> Direction: The required output is the line that contains "Type out the text in this image." plus every line after it in the listing below, copied exactly as it appears.

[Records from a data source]
_ _ _ _ _

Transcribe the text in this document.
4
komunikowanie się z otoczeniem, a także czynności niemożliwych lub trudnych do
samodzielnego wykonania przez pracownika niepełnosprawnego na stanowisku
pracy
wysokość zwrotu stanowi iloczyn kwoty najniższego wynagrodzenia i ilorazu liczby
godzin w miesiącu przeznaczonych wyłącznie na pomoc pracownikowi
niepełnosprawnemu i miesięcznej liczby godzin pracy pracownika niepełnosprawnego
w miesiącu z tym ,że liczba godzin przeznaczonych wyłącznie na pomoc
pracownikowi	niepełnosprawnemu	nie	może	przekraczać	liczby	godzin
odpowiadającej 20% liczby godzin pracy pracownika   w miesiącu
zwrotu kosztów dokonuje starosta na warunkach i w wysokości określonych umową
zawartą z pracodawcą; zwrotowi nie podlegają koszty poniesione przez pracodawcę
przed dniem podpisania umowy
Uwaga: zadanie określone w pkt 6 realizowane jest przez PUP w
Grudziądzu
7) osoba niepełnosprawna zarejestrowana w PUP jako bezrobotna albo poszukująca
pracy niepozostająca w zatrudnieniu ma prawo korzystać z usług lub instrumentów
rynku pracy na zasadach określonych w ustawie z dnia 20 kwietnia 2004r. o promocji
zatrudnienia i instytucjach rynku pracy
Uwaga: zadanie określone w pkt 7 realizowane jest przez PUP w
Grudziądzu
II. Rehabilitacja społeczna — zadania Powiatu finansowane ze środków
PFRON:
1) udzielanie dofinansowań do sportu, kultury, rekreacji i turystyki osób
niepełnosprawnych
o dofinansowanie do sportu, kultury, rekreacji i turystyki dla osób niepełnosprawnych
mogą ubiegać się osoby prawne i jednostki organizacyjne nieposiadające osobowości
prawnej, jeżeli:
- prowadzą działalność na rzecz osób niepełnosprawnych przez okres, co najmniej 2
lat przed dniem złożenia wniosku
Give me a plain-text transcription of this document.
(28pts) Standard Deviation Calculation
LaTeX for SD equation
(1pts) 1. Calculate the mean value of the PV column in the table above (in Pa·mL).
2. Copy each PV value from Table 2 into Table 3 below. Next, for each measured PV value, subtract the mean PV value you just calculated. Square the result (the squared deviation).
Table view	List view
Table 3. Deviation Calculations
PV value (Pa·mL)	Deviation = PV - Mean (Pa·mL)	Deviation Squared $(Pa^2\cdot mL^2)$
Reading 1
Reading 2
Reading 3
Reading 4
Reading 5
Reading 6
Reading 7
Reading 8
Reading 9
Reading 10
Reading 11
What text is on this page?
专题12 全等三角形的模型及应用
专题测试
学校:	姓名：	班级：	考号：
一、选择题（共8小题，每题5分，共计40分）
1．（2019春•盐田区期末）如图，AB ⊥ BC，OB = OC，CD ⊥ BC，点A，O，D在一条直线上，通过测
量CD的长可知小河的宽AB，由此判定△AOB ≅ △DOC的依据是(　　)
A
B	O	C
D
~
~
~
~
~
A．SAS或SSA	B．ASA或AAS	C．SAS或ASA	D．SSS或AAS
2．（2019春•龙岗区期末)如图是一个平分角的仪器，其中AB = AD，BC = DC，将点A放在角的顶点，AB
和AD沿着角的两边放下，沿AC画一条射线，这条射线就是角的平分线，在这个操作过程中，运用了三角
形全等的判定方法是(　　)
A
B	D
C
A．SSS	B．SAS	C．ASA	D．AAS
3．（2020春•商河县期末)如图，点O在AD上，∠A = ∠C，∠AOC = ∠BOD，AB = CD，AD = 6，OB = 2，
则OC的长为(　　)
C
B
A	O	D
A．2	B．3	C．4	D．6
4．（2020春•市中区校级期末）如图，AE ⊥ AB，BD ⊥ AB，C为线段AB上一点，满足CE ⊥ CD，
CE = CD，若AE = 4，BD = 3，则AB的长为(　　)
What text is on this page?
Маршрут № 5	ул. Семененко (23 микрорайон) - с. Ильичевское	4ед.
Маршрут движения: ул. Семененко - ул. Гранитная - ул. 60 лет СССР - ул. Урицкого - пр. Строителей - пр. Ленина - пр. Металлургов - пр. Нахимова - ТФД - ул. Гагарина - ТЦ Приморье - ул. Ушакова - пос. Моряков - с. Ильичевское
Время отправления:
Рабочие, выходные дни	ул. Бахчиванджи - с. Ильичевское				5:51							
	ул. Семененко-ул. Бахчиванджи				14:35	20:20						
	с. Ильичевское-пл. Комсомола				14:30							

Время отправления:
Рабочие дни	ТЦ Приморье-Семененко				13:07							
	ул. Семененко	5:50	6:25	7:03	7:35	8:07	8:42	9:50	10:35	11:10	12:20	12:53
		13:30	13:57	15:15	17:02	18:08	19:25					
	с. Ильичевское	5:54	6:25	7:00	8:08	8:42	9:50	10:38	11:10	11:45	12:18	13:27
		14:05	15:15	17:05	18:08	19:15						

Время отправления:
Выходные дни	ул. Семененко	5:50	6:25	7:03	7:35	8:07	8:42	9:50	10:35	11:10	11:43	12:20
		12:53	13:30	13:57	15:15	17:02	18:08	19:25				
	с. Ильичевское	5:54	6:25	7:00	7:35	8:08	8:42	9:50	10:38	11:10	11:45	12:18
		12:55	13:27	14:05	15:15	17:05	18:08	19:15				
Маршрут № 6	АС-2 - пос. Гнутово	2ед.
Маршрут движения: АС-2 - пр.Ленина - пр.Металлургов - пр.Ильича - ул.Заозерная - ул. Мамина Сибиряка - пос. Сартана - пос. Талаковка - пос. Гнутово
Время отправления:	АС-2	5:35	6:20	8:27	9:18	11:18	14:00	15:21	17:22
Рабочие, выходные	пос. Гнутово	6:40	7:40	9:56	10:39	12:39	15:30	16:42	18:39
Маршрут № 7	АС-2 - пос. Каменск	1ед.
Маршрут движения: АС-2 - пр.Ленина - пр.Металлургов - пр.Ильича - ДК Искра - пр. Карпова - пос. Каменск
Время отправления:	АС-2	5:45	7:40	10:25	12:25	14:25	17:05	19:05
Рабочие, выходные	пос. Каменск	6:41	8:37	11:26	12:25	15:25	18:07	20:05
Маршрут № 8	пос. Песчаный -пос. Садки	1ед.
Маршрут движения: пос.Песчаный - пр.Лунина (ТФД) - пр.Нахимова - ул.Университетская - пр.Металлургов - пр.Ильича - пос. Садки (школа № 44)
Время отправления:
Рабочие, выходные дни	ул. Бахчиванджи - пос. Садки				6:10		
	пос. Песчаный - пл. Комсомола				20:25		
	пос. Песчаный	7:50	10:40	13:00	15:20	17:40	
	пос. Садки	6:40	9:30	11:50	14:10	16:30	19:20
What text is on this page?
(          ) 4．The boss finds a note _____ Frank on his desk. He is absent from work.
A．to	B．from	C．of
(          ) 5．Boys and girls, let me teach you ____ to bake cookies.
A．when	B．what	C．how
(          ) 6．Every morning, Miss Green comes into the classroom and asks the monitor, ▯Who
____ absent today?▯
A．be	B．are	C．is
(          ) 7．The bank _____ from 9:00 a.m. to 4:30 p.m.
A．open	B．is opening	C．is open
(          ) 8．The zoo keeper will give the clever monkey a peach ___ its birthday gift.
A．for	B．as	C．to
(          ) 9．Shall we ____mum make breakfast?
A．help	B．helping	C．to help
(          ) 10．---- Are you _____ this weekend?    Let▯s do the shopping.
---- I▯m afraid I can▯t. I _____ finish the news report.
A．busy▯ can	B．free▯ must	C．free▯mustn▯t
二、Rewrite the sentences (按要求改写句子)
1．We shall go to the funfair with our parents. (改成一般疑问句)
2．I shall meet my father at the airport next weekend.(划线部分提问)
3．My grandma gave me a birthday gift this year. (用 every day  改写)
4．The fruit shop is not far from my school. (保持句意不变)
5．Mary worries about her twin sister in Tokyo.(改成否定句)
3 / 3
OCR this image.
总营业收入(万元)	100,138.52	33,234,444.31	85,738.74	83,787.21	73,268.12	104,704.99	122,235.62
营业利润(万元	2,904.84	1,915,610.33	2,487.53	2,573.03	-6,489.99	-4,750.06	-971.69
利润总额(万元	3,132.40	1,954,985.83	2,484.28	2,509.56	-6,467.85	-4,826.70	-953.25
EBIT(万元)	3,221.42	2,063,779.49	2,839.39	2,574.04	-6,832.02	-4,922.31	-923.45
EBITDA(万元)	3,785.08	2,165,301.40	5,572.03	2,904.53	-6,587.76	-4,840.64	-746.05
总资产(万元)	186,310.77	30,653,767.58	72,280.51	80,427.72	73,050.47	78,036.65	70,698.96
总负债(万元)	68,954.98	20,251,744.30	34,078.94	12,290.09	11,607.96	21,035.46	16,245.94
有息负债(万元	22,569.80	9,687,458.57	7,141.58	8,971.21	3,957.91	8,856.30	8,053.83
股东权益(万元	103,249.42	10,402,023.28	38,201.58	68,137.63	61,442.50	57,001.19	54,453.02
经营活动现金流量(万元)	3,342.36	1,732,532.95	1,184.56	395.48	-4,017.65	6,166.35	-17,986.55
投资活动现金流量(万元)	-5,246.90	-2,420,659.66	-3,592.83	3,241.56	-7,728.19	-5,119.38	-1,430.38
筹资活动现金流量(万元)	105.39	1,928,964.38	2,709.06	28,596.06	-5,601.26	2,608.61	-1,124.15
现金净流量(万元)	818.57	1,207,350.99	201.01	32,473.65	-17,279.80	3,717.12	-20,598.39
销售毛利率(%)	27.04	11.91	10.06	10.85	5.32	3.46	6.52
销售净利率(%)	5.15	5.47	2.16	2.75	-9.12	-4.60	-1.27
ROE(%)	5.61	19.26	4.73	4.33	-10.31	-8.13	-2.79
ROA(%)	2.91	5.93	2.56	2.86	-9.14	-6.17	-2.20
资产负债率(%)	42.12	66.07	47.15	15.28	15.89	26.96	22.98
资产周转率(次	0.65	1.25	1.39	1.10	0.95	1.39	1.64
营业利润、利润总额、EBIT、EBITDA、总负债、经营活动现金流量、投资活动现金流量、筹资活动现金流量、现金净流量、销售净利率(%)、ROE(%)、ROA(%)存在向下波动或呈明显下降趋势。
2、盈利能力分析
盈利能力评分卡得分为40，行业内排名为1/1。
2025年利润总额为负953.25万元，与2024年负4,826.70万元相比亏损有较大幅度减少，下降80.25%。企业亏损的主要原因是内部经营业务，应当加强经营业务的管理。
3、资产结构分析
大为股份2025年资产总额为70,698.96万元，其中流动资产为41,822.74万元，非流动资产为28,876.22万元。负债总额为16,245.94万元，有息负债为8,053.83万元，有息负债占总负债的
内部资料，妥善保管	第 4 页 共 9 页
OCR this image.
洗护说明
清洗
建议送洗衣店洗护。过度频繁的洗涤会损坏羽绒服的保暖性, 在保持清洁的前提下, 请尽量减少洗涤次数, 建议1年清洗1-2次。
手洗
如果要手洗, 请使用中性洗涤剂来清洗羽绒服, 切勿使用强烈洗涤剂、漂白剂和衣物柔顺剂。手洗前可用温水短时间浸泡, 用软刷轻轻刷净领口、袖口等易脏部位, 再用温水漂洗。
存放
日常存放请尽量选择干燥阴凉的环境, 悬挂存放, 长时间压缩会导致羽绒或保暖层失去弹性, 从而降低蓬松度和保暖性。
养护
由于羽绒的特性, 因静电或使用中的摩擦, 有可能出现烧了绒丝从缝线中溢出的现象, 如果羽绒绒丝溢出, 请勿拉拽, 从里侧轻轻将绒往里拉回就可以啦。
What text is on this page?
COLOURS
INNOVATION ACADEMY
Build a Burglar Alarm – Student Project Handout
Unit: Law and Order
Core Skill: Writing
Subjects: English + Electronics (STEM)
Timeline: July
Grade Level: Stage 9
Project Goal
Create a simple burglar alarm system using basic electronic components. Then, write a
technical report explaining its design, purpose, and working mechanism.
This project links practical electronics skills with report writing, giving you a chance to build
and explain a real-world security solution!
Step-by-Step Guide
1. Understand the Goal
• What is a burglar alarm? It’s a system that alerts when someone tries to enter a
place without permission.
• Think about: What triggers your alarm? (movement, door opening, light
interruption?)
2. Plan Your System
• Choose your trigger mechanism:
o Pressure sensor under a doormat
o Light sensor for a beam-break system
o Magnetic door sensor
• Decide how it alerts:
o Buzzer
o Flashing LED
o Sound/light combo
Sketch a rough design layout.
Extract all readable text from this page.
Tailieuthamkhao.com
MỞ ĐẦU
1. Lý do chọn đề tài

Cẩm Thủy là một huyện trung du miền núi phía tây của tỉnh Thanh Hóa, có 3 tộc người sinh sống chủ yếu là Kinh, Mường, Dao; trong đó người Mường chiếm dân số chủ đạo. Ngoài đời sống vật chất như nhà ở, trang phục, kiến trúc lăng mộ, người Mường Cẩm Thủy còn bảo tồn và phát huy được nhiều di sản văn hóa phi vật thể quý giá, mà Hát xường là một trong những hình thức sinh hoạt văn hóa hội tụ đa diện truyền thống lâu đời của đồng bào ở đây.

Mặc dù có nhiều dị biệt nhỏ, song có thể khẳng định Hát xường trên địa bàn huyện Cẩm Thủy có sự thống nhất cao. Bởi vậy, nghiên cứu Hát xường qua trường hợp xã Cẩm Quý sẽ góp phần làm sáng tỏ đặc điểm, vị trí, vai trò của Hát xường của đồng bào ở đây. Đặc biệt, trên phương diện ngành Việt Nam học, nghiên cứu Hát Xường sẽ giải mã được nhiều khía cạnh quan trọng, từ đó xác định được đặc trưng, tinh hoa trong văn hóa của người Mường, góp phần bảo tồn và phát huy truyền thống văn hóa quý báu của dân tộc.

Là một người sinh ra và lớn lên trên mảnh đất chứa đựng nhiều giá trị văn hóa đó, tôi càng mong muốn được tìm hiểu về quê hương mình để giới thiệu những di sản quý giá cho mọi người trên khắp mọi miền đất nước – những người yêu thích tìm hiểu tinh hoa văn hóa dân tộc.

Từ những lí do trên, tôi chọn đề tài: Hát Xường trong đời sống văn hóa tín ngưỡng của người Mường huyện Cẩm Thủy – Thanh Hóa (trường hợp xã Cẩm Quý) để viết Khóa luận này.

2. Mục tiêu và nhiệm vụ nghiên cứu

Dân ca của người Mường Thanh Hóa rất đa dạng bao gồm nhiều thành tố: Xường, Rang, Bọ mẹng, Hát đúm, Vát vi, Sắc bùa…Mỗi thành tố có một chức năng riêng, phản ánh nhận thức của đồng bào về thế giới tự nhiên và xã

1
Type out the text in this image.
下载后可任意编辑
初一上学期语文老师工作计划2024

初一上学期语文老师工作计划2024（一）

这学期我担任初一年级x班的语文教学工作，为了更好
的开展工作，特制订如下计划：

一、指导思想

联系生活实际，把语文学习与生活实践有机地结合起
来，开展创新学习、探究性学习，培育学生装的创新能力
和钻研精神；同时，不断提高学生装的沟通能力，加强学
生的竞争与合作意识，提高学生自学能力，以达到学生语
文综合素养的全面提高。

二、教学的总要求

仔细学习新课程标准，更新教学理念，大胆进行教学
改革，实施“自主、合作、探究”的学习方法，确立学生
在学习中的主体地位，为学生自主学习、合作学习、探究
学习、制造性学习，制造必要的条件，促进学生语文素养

_ _ _ _ _

> Answer below:
Type out the text in this image.
下载后可任意编辑
初一上学期语文老师工作计划2024

初一上学期语文老师工作计划2024（一）

这学期我担任初一年级x班的语文教学工作，为了更好
的开展工作，特制订如下计划：

一、指导思想

联系生活实际，把语文学习与生活实践有机地结合起
来，开展创新学习、探究性学习，培育学生装的创新能力
和钻研精神；同时，不断提高学生装的沟通能力，加强学
生的竞争与合作意识，提高学生自学能力，以达到学生语
文综合素养的全面提高。

二、教学的总要求

仔细学习新课程标准，更新教学理念，大胆进行教学
改革，实施“自主、合作、探究”的学习方法，确立学生
在学习中的主体地位，为学生自主学习、合作学习、探究
学习、制造性学习，制造必要的条件，促进学生语文素养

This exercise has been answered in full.